# LISTED ENTRIES start

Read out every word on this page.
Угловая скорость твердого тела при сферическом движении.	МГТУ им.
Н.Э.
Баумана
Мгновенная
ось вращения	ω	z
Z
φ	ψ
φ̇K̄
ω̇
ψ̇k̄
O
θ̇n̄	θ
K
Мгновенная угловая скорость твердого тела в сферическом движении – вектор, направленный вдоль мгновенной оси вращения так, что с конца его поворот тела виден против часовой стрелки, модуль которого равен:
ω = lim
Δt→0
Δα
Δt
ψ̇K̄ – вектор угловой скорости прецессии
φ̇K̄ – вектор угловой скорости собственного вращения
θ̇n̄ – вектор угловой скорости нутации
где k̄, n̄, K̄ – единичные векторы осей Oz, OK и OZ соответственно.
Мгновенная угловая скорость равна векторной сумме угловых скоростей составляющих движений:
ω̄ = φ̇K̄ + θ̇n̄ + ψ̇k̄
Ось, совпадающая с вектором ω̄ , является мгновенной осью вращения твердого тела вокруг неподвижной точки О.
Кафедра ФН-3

# LISTED ENTRIES end

» WORK REQUIRED
Write out the entries in full, exactly as given.

» THE SOLUTION
Read out every word on this page.
Угловая скорость твердого тела при сферическом движении.	МГТУ им.
Н.Э.
Баумана
Мгновенная
ось вращения	ω	z
Z
φ	ψ
φ̇K̄
ω̇
ψ̇k̄
O
θ̇n̄	θ
K
Мгновенная угловая скорость твердого тела в сферическом движении – вектор, направленный вдоль мгновенной оси вращения так, что с конца его поворот тела виден против часовой стрелки, модуль которого равен:
ω = lim
Δt→0
Δα
Δt
ψ̇K̄ – вектор угловой скорости прецессии
φ̇K̄ – вектор угловой скорости собственного вращения
θ̇n̄ – вектор угловой скорости нутации
где k̄, n̄, K̄ – единичные векторы осей Oz, OK и OZ соответственно.
Мгновенная угловая скорость равна векторной сумме угловых скоростей составляющих движений:
ω̄ = φ̇K̄ + θ̇n̄ + ψ̇k̄
Ось, совпадающая с вектором ω̄ , является мгновенной осью вращения твердого тела вокруг неподвижной точки О.
Кафедра ФН-3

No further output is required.